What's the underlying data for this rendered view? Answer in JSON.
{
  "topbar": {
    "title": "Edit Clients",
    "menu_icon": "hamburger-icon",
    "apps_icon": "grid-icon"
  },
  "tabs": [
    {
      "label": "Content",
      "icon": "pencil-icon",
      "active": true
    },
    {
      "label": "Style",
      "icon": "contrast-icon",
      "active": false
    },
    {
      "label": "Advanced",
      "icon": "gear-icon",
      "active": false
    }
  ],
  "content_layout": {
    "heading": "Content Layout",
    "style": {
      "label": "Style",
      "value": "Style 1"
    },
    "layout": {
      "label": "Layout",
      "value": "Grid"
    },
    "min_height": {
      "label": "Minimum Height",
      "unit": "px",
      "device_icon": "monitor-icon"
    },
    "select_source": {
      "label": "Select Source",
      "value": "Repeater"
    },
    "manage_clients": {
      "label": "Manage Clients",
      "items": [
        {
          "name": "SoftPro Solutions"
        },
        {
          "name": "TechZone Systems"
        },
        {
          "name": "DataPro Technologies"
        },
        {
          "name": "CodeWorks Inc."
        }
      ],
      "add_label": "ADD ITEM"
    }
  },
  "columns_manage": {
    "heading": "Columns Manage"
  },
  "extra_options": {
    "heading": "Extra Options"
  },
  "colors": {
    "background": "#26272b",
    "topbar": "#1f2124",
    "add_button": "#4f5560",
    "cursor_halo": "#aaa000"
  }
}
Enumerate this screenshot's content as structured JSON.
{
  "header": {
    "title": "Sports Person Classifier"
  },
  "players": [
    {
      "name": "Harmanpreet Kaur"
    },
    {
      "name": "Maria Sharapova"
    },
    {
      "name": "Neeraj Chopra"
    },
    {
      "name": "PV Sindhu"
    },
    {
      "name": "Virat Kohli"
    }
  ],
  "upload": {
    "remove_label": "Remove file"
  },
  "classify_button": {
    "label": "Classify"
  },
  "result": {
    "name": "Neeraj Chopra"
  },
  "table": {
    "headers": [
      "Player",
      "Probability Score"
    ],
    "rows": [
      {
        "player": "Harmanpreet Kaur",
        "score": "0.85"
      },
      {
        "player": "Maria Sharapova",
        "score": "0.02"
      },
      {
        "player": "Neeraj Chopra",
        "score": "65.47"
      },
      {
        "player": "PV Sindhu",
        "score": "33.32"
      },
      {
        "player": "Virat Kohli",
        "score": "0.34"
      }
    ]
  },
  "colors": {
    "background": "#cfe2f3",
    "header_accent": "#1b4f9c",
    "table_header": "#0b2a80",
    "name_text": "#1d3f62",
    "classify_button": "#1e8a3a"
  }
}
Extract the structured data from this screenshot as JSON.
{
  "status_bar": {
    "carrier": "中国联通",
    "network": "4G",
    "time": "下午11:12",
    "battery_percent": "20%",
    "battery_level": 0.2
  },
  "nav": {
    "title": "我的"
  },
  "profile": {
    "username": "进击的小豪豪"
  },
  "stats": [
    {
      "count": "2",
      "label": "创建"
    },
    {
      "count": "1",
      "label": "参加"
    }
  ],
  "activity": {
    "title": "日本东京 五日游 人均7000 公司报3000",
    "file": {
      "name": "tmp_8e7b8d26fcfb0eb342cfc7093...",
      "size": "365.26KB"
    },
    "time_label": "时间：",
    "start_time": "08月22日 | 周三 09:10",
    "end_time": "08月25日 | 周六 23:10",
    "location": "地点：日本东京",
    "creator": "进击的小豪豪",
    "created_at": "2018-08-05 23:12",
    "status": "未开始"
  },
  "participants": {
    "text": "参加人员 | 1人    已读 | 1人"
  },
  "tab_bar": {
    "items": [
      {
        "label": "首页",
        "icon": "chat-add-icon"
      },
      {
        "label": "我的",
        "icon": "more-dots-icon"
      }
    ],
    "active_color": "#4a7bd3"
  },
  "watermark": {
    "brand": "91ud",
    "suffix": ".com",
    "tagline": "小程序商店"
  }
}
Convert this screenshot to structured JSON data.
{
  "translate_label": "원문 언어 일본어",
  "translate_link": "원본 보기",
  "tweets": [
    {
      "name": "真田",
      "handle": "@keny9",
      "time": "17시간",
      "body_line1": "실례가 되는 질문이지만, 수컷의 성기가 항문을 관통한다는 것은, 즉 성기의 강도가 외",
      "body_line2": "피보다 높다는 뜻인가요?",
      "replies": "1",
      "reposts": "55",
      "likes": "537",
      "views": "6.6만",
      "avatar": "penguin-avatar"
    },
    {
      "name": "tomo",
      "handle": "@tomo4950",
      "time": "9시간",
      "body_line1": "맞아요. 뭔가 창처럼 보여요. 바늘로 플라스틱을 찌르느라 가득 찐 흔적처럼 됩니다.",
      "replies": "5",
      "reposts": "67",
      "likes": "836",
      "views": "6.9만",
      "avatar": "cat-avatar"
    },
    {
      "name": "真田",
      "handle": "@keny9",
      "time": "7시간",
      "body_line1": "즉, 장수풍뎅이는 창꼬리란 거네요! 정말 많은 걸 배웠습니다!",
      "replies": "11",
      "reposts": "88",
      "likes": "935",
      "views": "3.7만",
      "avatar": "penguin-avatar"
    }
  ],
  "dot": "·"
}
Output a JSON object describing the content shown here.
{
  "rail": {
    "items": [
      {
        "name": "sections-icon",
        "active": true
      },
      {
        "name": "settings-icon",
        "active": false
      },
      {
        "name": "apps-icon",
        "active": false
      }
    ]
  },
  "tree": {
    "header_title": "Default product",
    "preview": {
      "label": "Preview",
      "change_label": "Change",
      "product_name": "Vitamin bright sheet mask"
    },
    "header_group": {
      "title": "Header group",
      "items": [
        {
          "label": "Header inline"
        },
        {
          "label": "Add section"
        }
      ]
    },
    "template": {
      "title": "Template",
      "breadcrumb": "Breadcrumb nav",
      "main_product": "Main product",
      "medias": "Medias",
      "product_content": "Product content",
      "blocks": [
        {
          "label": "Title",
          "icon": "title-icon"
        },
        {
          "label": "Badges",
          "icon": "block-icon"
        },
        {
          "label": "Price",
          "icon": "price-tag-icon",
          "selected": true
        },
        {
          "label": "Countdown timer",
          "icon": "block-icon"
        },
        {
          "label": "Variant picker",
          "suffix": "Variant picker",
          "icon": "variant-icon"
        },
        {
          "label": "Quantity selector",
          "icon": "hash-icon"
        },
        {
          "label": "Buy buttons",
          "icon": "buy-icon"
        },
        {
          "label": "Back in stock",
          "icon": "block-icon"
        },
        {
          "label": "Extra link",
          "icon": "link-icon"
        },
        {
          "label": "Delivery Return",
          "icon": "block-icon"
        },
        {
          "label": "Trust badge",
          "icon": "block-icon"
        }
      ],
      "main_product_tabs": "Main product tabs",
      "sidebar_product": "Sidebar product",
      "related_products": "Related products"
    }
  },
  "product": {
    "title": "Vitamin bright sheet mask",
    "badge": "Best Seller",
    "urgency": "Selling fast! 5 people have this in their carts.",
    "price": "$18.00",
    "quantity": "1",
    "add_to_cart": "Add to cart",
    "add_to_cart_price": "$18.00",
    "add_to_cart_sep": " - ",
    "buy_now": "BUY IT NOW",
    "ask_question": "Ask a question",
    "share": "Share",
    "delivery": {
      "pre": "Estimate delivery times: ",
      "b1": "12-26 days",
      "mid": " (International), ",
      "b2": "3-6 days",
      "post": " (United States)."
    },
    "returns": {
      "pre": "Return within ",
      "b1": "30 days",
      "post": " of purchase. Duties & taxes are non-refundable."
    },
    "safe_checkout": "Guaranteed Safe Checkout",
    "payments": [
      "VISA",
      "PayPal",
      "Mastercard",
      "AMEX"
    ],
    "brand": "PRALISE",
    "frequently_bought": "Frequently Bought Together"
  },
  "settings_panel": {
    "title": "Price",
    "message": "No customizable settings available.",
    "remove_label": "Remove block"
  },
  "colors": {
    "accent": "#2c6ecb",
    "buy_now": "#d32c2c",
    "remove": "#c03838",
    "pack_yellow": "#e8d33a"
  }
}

= = = = =

## Problem to solve
Return each line among the entries that holds the word "Kohli".

## The result
      "name": "Virat Kohli"
        "player": "Virat Kohli",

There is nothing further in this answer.